- _Stated problem_:
In the material below, find the line with "Output a JSON"; set down that line and every line after it to the end, exactly, without pictures.

- _Source material_:

%%

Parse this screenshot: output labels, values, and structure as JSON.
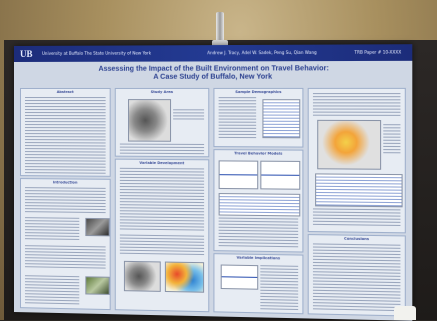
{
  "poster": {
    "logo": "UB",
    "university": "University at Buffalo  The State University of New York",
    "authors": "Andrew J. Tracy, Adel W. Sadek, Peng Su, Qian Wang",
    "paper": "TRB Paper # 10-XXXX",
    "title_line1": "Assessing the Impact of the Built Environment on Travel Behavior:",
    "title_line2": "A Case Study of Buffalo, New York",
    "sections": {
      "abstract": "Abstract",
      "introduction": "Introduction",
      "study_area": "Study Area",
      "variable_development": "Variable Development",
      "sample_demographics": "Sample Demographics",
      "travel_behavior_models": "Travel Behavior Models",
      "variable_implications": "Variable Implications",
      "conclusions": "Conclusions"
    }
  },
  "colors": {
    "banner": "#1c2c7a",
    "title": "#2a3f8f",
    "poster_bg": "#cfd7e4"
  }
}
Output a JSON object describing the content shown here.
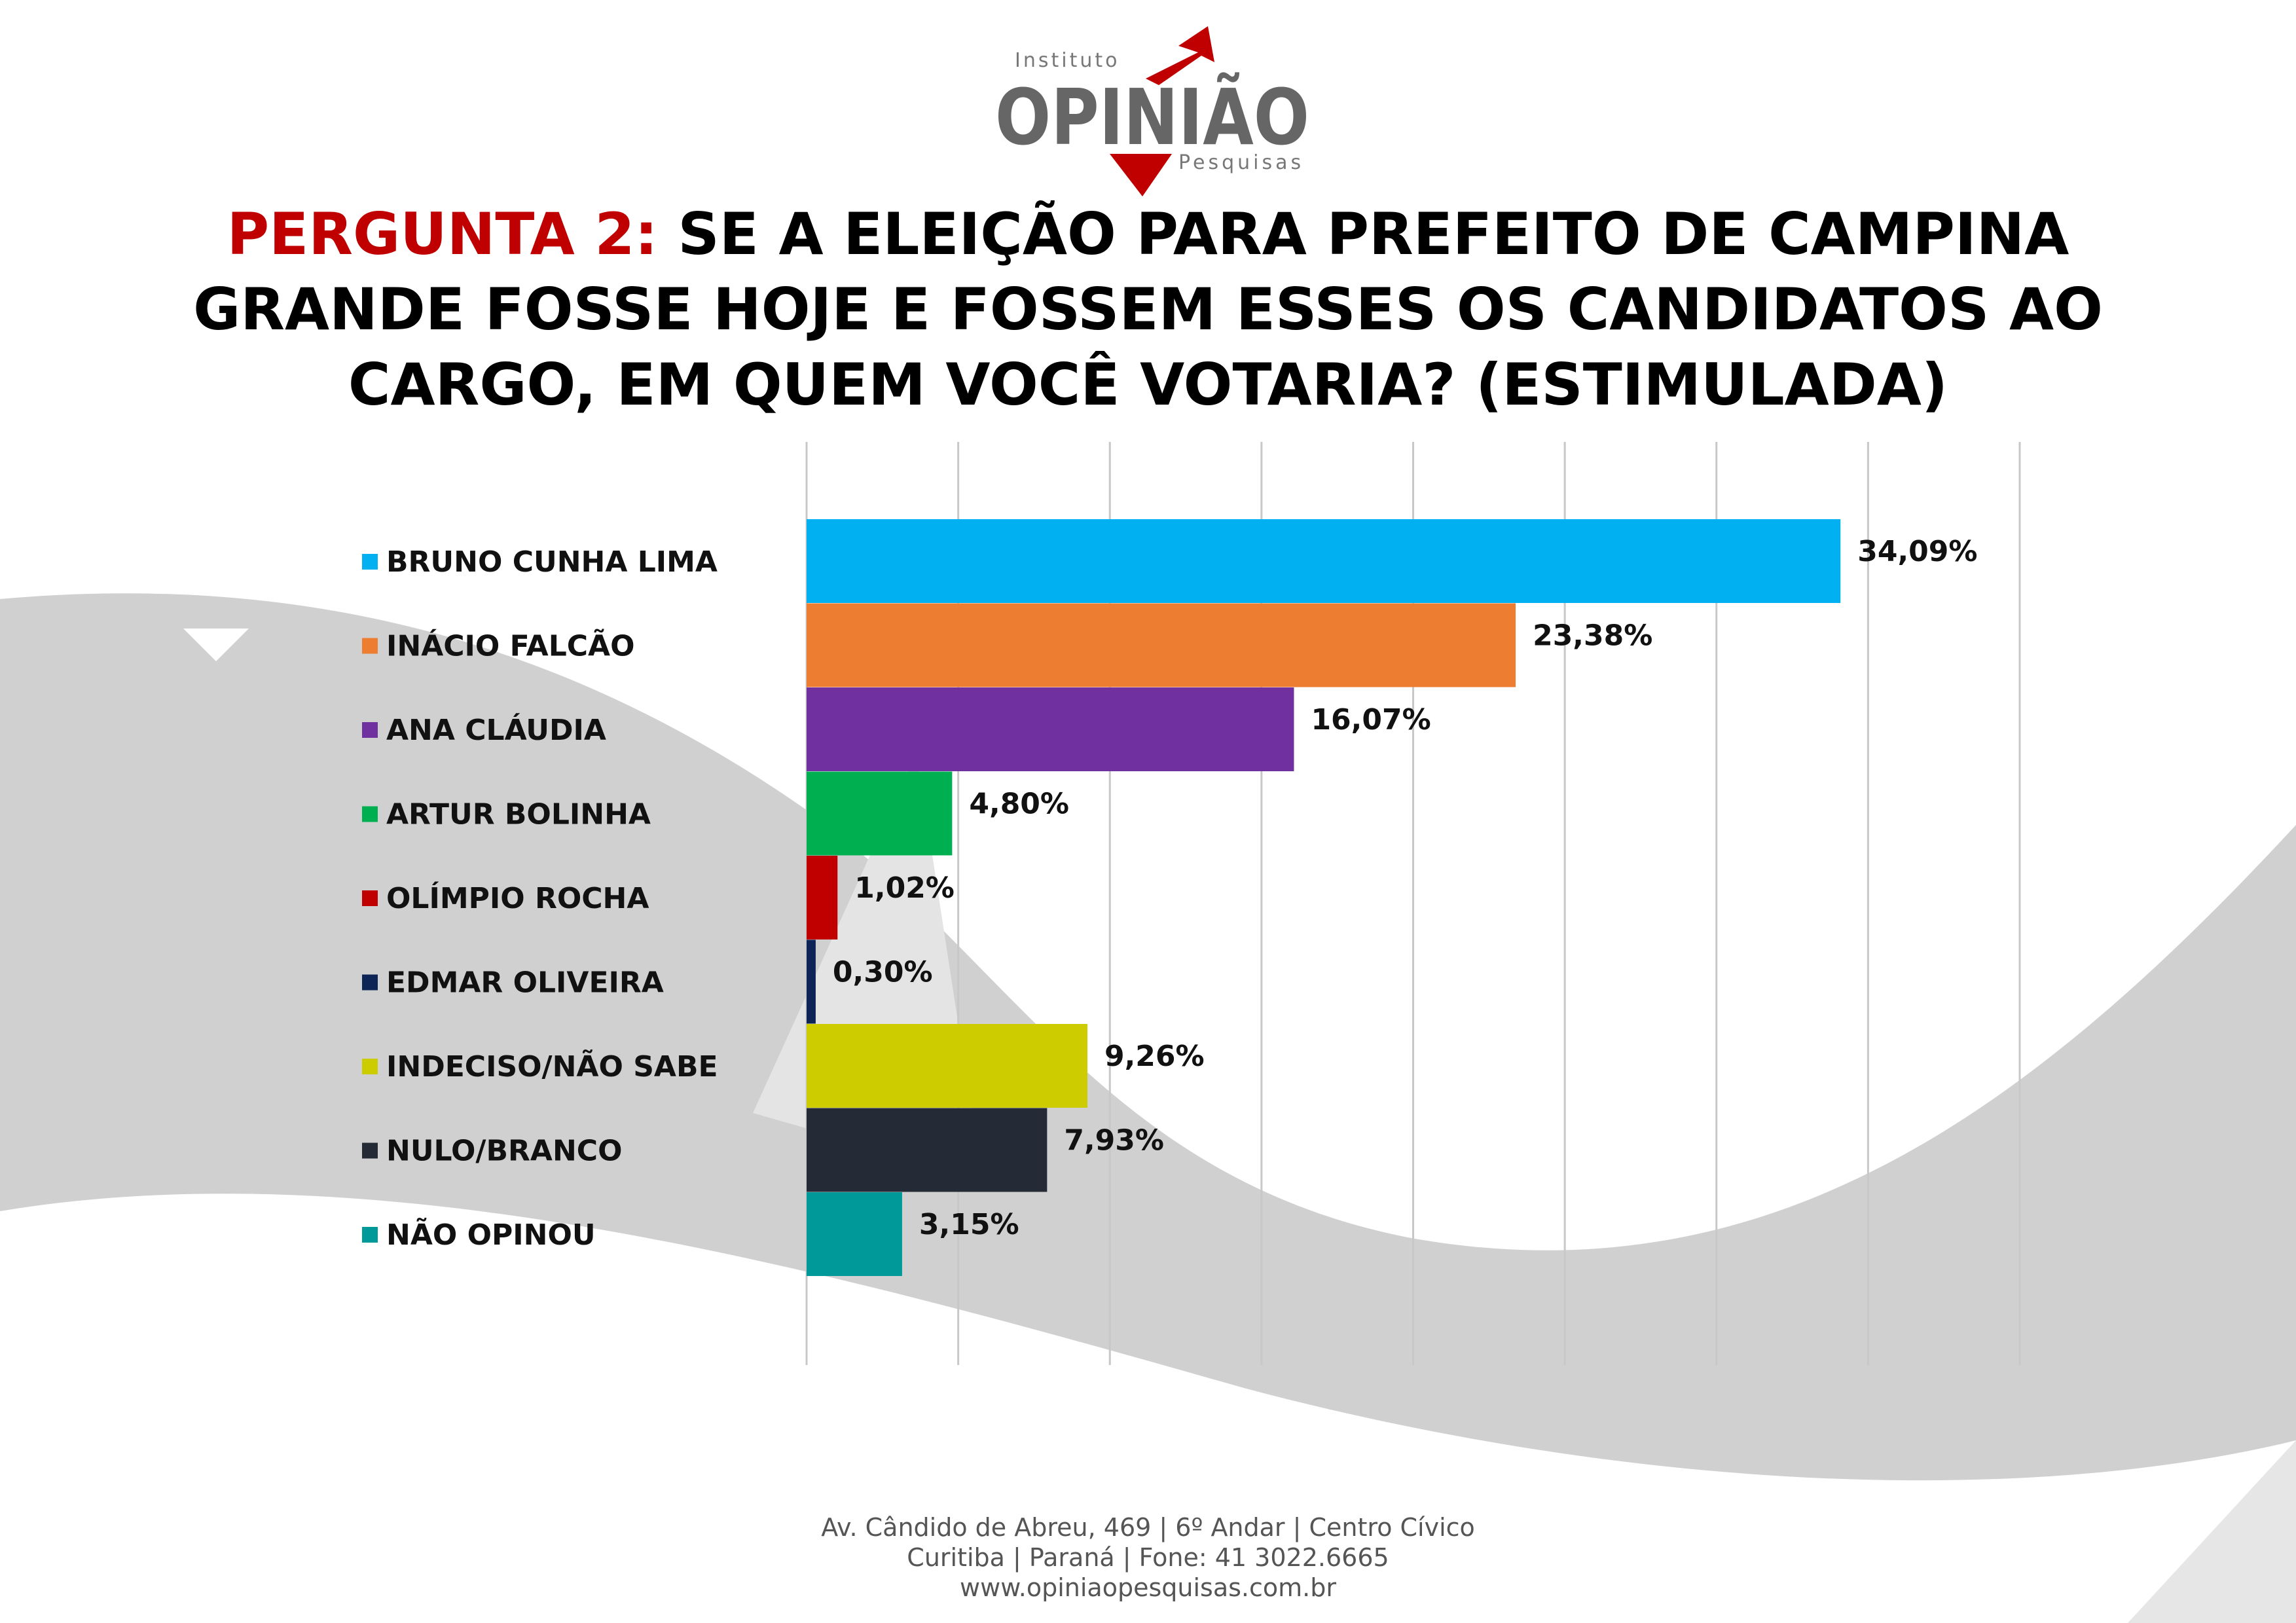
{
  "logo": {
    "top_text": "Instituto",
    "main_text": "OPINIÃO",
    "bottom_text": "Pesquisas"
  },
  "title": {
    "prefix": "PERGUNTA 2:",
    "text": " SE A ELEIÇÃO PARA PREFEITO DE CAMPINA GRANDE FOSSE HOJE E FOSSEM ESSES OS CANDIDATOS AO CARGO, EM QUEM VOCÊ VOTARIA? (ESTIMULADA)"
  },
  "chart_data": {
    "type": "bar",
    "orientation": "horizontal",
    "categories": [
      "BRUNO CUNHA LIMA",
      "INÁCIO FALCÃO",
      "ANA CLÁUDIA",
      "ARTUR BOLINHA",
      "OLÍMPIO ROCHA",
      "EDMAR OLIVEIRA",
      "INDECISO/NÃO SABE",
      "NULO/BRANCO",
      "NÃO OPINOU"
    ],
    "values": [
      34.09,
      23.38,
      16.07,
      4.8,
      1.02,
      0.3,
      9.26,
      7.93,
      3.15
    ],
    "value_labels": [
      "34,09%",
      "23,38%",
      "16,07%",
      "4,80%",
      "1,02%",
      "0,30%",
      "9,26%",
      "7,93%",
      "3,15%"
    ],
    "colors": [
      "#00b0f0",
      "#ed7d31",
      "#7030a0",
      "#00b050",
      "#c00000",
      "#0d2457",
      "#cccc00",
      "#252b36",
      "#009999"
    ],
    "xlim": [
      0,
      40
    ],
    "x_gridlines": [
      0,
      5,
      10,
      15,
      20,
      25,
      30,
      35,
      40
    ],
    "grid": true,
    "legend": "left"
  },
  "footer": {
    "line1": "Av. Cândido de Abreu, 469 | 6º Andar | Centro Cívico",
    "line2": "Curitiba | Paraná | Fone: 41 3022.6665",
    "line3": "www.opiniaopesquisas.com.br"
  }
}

%%

- _The result_:
Output a JSON object describing the content shown here.
{
  "logo": {
    "top_text": "Instituto",
    "main_text": "OPINIÃO",
    "bottom_text": "Pesquisas"
  },
  "title": {
    "prefix": "PERGUNTA 2:",
    "text": " SE A ELEIÇÃO PARA PREFEITO DE CAMPINA GRANDE FOSSE HOJE E FOSSEM ESSES OS CANDIDATOS AO CARGO, EM QUEM VOCÊ VOTARIA? (ESTIMULADA)"
  },
  "chart_data": {
    "type": "bar",
    "orientation": "horizontal",
    "categories": [
      "BRUNO CUNHA LIMA",
      "INÁCIO FALCÃO",
      "ANA CLÁUDIA",
      "ARTUR BOLINHA",
      "OLÍMPIO ROCHA",
      "EDMAR OLIVEIRA",
      "INDECISO/NÃO SABE",
      "NULO/BRANCO",
      "NÃO OPINOU"
    ],
    "values": [
      34.09,
      23.38,
      16.07,
      4.8,
      1.02,
      0.3,
      9.26,
      7.93,
      3.15
    ],
    "value_labels": [
      "34,09%",
      "23,38%",
      "16,07%",
      "4,80%",
      "1,02%",
      "0,30%",
      "9,26%",
      "7,93%",
      "3,15%"
    ],
    "colors": [
      "#00b0f0",
      "#ed7d31",
      "#7030a0",
      "#00b050",
      "#c00000",
      "#0d2457",
      "#cccc00",
      "#252b36",
      "#009999"
    ],
    "xlim": [
      0,
      40
    ],
    "x_gridlines": [
      0,
      5,
      10,
      15,
      20,
      25,
      30,
      35,
      40
    ],
    "grid": true,
    "legend": "left"
  },
  "footer": {
    "line1": "Av. Cândido de Abreu, 469 | 6º Andar | Centro Cívico",
    "line2": "Curitiba | Paraná | Fone: 41 3022.6665",
    "line3": "www.opiniaopesquisas.com.br"
  }
}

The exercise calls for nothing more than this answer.